» The exercise:
Present the following data again exactly as it is shown.

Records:
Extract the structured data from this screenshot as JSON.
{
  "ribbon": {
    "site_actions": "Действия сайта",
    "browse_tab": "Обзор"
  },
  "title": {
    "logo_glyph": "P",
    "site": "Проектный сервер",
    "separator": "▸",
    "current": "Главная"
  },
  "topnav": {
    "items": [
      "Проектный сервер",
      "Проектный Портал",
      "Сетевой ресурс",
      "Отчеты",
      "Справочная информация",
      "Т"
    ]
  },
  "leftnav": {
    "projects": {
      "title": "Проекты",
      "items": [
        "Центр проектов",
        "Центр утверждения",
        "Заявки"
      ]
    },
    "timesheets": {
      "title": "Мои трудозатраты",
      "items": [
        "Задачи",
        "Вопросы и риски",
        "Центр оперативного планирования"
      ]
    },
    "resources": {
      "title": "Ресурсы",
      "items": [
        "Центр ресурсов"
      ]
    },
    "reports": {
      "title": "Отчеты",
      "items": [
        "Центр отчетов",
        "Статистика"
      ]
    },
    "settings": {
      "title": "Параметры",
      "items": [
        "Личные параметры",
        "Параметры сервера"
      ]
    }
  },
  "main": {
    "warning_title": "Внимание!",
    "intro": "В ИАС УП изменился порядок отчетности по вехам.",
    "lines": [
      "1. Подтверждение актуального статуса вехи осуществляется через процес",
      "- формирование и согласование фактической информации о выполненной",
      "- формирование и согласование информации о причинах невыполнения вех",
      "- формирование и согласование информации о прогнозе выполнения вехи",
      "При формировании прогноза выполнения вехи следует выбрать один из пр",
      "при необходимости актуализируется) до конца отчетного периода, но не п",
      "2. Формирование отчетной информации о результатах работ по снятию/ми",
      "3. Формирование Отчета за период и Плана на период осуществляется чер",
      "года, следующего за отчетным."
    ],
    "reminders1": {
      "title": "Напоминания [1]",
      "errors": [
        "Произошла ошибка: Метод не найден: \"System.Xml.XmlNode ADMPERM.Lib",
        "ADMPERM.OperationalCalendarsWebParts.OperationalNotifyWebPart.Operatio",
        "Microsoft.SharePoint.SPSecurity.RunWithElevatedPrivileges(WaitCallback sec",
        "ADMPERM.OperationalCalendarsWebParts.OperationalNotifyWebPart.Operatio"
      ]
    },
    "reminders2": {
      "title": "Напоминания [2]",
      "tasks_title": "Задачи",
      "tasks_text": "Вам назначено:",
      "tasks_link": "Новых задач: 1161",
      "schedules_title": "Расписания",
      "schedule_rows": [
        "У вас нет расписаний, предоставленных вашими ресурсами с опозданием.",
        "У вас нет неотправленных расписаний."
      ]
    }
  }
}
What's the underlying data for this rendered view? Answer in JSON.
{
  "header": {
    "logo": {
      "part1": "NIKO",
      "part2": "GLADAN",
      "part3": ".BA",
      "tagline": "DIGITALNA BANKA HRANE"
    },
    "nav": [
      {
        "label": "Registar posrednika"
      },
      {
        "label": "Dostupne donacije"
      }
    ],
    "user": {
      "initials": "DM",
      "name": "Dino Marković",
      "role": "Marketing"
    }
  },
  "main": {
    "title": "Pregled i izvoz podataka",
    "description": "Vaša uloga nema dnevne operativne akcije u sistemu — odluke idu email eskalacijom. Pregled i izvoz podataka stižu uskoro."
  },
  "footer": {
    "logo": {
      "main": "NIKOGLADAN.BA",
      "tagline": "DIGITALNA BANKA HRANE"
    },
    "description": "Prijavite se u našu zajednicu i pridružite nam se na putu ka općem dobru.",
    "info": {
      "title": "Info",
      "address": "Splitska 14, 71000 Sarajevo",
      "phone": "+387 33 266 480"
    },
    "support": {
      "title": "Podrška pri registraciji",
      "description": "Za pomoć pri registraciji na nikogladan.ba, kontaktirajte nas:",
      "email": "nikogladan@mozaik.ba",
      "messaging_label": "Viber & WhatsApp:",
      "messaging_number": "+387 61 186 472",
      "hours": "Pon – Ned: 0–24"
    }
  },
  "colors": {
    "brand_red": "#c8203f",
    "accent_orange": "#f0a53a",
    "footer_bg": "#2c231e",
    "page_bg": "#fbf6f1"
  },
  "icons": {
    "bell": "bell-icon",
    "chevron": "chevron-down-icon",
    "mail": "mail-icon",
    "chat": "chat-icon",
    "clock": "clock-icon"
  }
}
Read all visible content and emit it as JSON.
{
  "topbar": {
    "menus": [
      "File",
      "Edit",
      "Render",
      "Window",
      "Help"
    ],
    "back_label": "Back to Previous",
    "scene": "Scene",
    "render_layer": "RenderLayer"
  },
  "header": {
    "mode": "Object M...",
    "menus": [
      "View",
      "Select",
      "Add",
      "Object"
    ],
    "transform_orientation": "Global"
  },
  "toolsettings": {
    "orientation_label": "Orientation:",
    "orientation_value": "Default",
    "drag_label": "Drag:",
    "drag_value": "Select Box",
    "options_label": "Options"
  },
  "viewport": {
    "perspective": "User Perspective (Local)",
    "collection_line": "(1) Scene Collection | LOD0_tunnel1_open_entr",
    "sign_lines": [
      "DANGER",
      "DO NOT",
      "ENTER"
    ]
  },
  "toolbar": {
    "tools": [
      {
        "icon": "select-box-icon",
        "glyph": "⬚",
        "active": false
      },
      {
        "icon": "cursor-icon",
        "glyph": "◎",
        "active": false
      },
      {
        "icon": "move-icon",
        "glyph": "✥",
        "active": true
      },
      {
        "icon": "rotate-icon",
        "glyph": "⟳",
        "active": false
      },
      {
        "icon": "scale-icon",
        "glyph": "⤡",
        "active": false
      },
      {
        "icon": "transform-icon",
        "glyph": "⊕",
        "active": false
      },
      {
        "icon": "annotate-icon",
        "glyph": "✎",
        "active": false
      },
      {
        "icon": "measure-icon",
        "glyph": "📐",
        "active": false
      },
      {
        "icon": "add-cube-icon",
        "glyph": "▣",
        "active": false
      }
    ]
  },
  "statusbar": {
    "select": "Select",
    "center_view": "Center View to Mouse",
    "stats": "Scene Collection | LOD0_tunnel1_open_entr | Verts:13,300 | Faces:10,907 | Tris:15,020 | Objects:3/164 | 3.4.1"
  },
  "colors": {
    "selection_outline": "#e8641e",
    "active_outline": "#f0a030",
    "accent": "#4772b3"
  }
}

» Answer to this problem:
Extract the structured data from this screenshot as JSON.
{
  "ribbon": {
    "site_actions": "Действия сайта",
    "browse_tab": "Обзор"
  },
  "title": {
    "logo_glyph": "P",
    "site": "Проектный сервер",
    "separator": "▸",
    "current": "Главная"
  },
  "topnav": {
    "items": [
      "Проектный сервер",
      "Проектный Портал",
      "Сетевой ресурс",
      "Отчеты",
      "Справочная информация",
      "Т"
    ]
  },
  "leftnav": {
    "projects": {
      "title": "Проекты",
      "items": [
        "Центр проектов",
        "Центр утверждения",
        "Заявки"
      ]
    },
    "timesheets": {
      "title": "Мои трудозатраты",
      "items": [
        "Задачи",
        "Вопросы и риски",
        "Центр оперативного планирования"
      ]
    },
    "resources": {
      "title": "Ресурсы",
      "items": [
        "Центр ресурсов"
      ]
    },
    "reports": {
      "title": "Отчеты",
      "items": [
        "Центр отчетов",
        "Статистика"
      ]
    },
    "settings": {
      "title": "Параметры",
      "items": [
        "Личные параметры",
        "Параметры сервера"
      ]
    }
  },
  "main": {
    "warning_title": "Внимание!",
    "intro": "В ИАС УП изменился порядок отчетности по вехам.",
    "lines": [
      "1. Подтверждение актуального статуса вехи осуществляется через процес",
      "- формирование и согласование фактической информации о выполненной",
      "- формирование и согласование информации о причинах невыполнения вех",
      "- формирование и согласование информации о прогнозе выполнения вехи",
      "При формировании прогноза выполнения вехи следует выбрать один из пр",
      "при необходимости актуализируется) до конца отчетного периода, но не п",
      "2. Формирование отчетной информации о результатах работ по снятию/ми",
      "3. Формирование Отчета за период и Плана на период осуществляется чер",
      "года, следующего за отчетным."
    ],
    "reminders1": {
      "title": "Напоминания [1]",
      "errors": [
        "Произошла ошибка: Метод не найден: \"System.Xml.XmlNode ADMPERM.Lib",
        "ADMPERM.OperationalCalendarsWebParts.OperationalNotifyWebPart.Operatio",
        "Microsoft.SharePoint.SPSecurity.RunWithElevatedPrivileges(WaitCallback sec",
        "ADMPERM.OperationalCalendarsWebParts.OperationalNotifyWebPart.Operatio"
      ]
    },
    "reminders2": {
      "title": "Напоминания [2]",
      "tasks_title": "Задачи",
      "tasks_text": "Вам назначено:",
      "tasks_link": "Новых задач: 1161",
      "schedules_title": "Расписания",
      "schedule_rows": [
        "У вас нет расписаний, предоставленных вашими ресурсами с опозданием.",
        "У вас нет неотправленных расписаний."
      ]
    }
  }
}
What's the underlying data for this rendered view? Answer in JSON.
{
  "header": {
    "logo": {
      "part1": "NIKO",
      "part2": "GLADAN",
      "part3": ".BA",
      "tagline": "DIGITALNA BANKA HRANE"
    },
    "nav": [
      {
        "label": "Registar posrednika"
      },
      {
        "label": "Dostupne donacije"
      }
    ],
    "user": {
      "initials": "DM",
      "name": "Dino Marković",
      "role": "Marketing"
    }
  },
  "main": {
    "title": "Pregled i izvoz podataka",
    "description": "Vaša uloga nema dnevne operativne akcije u sistemu — odluke idu email eskalacijom. Pregled i izvoz podataka stižu uskoro."
  },
  "footer": {
    "logo": {
      "main": "NIKOGLADAN.BA",
      "tagline": "DIGITALNA BANKA HRANE"
    },
    "description": "Prijavite se u našu zajednicu i pridružite nam se na putu ka općem dobru.",
    "info": {
      "title": "Info",
      "address": "Splitska 14, 71000 Sarajevo",
      "phone": "+387 33 266 480"
    },
    "support": {
      "title": "Podrška pri registraciji",
      "description": "Za pomoć pri registraciji na nikogladan.ba, kontaktirajte nas:",
      "email": "nikogladan@mozaik.ba",
      "messaging_label": "Viber & WhatsApp:",
      "messaging_number": "+387 61 186 472",
      "hours": "Pon – Ned: 0–24"
    }
  },
  "colors": {
    "brand_red": "#c8203f",
    "accent_orange": "#f0a53a",
    "footer_bg": "#2c231e",
    "page_bg": "#fbf6f1"
  },
  "icons": {
    "bell": "bell-icon",
    "chevron": "chevron-down-icon",
    "mail": "mail-icon",
    "chat": "chat-icon",
    "clock": "clock-icon"
  }
}
Read all visible content and emit it as JSON.
{
  "topbar": {
    "menus": [
      "File",
      "Edit",
      "Render",
      "Window",
      "Help"
    ],
    "back_label": "Back to Previous",
    "scene": "Scene",
    "render_layer": "RenderLayer"
  },
  "header": {
    "mode": "Object M...",
    "menus": [
      "View",
      "Select",
      "Add",
      "Object"
    ],
    "transform_orientation": "Global"
  },
  "toolsettings": {
    "orientation_label": "Orientation:",
    "orientation_value": "Default",
    "drag_label": "Drag:",
    "drag_value": "Select Box",
    "options_label": "Options"
  },
  "viewport": {
    "perspective": "User Perspective (Local)",
    "collection_line": "(1) Scene Collection | LOD0_tunnel1_open_entr",
    "sign_lines": [
      "DANGER",
      "DO NOT",
      "ENTER"
    ]
  },
  "toolbar": {
    "tools": [
      {
        "icon": "select-box-icon",
        "glyph": "⬚",
        "active": false
      },
      {
        "icon": "cursor-icon",
        "glyph": "◎",
        "active": false
      },
      {
        "icon": "move-icon",
        "glyph": "✥",
        "active": true
      },
      {
        "icon": "rotate-icon",
        "glyph": "⟳",
        "active": false
      },
      {
        "icon": "scale-icon",
        "glyph": "⤡",
        "active": false
      },
      {
        "icon": "transform-icon",
        "glyph": "⊕",
        "active": false
      },
      {
        "icon": "annotate-icon",
        "glyph": "✎",
        "active": false
      },
      {
        "icon": "measure-icon",
        "glyph": "📐",
        "active": false
      },
      {
        "icon": "add-cube-icon",
        "glyph": "▣",
        "active": false
      }
    ]
  },
  "statusbar": {
    "select": "Select",
    "center_view": "Center View to Mouse",
    "stats": "Scene Collection | LOD0_tunnel1_open_entr | Verts:13,300 | Faces:10,907 | Tris:15,020 | Objects:3/164 | 3.4.1"
  },
  "colors": {
    "selection_outline": "#e8641e",
    "active_outline": "#f0a030",
    "accent": "#4772b3"
  }
}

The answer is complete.